------ Record excerpts ------
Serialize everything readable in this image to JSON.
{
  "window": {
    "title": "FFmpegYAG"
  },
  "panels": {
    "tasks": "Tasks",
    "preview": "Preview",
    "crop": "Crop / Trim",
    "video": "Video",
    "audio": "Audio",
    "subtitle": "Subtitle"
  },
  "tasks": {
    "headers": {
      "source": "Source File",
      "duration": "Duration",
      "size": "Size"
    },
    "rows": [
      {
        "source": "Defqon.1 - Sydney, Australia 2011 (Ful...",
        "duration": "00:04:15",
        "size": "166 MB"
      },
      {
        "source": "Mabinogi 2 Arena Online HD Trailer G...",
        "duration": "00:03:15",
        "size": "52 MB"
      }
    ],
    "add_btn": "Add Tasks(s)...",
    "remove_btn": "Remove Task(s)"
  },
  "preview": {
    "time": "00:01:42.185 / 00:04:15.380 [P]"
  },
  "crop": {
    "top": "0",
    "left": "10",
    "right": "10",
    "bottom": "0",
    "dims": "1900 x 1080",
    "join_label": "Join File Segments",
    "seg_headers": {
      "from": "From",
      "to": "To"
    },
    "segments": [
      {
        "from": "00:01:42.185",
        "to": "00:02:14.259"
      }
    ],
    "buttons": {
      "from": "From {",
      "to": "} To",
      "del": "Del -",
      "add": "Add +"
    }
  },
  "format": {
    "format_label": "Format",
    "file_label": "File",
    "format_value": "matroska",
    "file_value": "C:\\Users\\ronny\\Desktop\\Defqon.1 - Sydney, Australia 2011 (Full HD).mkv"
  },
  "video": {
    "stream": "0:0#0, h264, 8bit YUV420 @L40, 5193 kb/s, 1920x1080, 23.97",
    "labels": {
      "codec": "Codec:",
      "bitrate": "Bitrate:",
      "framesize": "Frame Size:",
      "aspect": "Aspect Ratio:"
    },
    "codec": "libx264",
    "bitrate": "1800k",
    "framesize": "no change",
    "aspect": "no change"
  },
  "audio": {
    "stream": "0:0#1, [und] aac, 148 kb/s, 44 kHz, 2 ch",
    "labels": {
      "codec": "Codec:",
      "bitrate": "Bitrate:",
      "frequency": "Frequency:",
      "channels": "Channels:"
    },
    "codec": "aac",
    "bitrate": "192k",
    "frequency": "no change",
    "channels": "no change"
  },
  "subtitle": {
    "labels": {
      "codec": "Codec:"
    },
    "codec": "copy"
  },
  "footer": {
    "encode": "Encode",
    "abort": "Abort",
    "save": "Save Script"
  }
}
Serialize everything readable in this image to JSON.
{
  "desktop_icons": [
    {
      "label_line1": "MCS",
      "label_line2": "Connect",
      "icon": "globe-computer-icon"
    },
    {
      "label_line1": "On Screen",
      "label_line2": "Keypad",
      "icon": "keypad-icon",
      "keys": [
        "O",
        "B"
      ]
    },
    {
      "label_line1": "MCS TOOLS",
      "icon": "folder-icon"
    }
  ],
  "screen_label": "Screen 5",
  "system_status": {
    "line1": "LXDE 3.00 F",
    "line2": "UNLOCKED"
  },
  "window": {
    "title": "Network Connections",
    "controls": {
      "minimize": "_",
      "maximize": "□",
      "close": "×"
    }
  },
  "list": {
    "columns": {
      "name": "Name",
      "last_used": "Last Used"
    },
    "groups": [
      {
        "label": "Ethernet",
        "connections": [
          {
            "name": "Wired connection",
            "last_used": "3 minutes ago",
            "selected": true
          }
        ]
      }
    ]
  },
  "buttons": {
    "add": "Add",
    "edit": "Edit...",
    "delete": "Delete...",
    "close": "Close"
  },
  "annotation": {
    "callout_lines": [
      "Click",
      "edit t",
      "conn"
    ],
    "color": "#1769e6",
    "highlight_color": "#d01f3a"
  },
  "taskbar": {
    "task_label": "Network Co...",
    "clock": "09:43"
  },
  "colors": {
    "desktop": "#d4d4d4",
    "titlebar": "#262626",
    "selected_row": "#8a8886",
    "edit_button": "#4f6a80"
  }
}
------
Work instructions -
Out of the records, collect only those lines that contain the string "codec".

Output below -
      "codec": "Codec:",
    "codec": "libx264",
      "codec": "Codec:",
    "codec": "aac",
      "codec": "Codec:"
    "codec": "copy"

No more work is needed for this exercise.